◆ **Task goal**
For each statement, answer yes or no according to the text on Lars Vegard, and quote the words of the text that decide it. 1. Vegard received the cand. real. degree in 1905. 2. Vegard's elder brother attended middle school in Risør. 3. In 1907 Birkeland helped Vegard obtain a stipend to study at the Cavendish Laboratory in Cambridge.

◆ **Extracted text**
........

Norwegian physicist (1880–1963)

Lars Vegard (3 February 1880 – 21 December 1963) was a Norwegian physicist who is a pioneer in crystallography. He also made contributions to materials science and the science of aurora borealis. The Vegard's law in solid state chemistry and materials science, the only law of nature formulated by a Norwegian, is named after him.

== Education and scientific career==
He was born in Vegaardsheien Municipality as a son of farmer Nils Gundersen Grasaasen (1840–1886) and Anne Grundesdatter Espeland (1839–1930). He attended middle school in Risør while his elder brother managed the farm after their father's early death and took the examen artium in Kristiania in 1899. He enrolled at the Royal Frederick University (now University of Oslo) and graduated with the cand. real. degree in 1905.

From 1906, Vegard worked as an assistant under Kristian Birkeland, researcher of the aurora and author of the Birkeland–Eyde process. In 1907 Birkeland helped Vegard to get a government stipend to study conduction of electricity in gases at the prestigious Cavendish Laboratory in Cambridge.

........

◆ **Material supplied**

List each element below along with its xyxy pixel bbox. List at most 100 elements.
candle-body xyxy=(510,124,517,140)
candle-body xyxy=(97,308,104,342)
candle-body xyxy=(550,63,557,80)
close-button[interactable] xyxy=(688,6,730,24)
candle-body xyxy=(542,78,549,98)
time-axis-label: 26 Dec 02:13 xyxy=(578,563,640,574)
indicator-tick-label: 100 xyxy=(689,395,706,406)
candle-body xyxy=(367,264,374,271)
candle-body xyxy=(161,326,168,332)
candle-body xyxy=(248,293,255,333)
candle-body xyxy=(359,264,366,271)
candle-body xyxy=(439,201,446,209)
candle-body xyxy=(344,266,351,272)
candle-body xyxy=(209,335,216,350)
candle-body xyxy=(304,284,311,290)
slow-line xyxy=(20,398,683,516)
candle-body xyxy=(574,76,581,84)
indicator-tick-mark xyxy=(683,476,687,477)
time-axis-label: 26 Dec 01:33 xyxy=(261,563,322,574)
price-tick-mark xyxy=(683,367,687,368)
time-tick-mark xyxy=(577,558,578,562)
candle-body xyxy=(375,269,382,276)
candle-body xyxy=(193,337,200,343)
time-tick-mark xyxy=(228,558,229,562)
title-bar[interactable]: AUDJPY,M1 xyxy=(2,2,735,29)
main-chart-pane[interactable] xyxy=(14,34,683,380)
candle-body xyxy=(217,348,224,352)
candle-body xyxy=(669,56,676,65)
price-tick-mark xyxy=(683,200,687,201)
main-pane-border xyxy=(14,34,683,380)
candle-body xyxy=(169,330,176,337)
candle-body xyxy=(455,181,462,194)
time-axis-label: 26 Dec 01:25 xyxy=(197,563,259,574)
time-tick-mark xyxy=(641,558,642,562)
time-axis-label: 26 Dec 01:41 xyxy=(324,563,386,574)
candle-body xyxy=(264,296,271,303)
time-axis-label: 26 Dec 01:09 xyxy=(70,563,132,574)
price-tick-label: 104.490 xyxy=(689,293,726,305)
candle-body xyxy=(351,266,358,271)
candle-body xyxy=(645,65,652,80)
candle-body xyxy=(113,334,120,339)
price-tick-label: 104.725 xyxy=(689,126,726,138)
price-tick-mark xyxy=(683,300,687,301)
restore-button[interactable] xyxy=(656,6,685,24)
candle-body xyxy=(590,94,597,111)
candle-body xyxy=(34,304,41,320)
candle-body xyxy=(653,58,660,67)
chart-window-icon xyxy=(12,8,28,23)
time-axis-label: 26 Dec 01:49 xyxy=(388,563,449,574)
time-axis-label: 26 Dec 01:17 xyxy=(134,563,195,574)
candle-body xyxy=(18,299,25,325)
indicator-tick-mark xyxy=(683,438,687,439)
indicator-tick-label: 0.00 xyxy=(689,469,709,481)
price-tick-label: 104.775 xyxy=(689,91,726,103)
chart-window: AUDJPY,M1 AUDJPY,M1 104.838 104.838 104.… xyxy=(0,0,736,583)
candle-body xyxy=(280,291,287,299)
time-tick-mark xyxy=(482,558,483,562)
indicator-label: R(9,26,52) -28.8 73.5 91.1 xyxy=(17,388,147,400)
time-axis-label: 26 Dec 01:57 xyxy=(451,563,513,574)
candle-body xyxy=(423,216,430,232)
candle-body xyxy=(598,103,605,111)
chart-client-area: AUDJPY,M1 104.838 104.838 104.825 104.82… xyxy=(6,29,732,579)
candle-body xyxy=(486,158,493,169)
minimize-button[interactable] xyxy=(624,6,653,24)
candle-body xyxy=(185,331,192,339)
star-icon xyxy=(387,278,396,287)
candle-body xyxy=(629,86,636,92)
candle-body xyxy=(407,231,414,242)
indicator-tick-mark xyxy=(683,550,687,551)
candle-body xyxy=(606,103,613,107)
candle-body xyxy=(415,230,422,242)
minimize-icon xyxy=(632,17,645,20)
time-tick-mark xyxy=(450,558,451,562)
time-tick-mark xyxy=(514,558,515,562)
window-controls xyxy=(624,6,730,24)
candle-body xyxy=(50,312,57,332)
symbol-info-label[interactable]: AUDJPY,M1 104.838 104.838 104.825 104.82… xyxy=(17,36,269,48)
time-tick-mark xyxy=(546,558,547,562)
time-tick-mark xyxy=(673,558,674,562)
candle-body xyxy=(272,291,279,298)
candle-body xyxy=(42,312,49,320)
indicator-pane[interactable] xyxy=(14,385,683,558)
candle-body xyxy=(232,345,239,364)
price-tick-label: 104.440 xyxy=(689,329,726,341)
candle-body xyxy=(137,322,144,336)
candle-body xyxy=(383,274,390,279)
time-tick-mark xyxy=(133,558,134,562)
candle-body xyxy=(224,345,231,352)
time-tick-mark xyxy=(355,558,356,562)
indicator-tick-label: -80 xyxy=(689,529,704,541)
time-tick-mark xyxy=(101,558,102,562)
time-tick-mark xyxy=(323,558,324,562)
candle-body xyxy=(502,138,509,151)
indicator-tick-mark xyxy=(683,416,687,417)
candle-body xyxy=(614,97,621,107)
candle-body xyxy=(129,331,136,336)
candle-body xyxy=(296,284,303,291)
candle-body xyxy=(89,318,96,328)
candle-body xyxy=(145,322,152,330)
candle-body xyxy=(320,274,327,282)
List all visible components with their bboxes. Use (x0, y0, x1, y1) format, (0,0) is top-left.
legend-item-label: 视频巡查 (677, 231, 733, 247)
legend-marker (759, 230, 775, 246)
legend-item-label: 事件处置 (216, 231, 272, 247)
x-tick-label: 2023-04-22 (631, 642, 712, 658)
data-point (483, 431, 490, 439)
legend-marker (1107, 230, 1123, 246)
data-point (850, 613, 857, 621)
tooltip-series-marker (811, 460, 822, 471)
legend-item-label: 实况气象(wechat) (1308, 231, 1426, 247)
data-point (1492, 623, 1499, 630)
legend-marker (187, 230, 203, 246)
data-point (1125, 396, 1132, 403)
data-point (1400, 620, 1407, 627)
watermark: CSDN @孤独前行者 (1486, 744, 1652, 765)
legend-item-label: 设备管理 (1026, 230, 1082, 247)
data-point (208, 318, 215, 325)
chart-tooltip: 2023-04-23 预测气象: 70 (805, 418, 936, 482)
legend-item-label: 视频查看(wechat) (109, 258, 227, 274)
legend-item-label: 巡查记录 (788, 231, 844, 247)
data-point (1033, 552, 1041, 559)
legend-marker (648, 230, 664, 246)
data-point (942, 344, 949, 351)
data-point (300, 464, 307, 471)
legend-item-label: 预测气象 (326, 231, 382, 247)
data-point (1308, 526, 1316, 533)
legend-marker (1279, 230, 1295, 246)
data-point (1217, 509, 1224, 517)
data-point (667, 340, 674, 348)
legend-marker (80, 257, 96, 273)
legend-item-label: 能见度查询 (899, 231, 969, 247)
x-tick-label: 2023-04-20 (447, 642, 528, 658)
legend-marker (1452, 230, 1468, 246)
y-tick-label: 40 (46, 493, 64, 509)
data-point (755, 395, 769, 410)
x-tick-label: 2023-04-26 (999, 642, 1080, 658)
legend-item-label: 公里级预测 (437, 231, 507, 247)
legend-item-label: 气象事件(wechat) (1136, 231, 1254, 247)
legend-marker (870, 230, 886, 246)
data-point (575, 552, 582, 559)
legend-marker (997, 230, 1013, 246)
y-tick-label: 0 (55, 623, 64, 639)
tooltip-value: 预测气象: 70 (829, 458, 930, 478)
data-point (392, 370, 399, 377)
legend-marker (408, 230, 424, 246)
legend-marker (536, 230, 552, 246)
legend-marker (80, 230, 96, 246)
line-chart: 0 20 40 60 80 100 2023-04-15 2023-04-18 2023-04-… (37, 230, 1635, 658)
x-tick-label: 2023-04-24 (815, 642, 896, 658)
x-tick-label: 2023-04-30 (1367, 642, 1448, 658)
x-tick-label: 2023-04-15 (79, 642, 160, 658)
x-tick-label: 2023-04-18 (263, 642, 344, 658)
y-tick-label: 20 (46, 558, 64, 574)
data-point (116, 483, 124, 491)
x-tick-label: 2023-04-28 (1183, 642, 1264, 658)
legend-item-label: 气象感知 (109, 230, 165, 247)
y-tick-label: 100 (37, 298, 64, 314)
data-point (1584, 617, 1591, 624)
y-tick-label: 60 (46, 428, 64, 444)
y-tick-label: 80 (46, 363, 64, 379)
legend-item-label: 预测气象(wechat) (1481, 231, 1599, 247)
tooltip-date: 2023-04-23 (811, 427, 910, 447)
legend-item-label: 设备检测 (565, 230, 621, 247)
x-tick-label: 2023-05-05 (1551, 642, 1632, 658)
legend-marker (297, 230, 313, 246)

........

◆ **Result of the task**
1. Yes: "graduated with the cand. real. degree in 1905."
2. No: "He attended middle school in Risør while his elder brother managed the farm"
3. Yes: "In 1907 Birkeland helped Vegard to get a government stipend to study conduction of electricity in gases at the prestigious Cavendish Laboratory in Cambridge."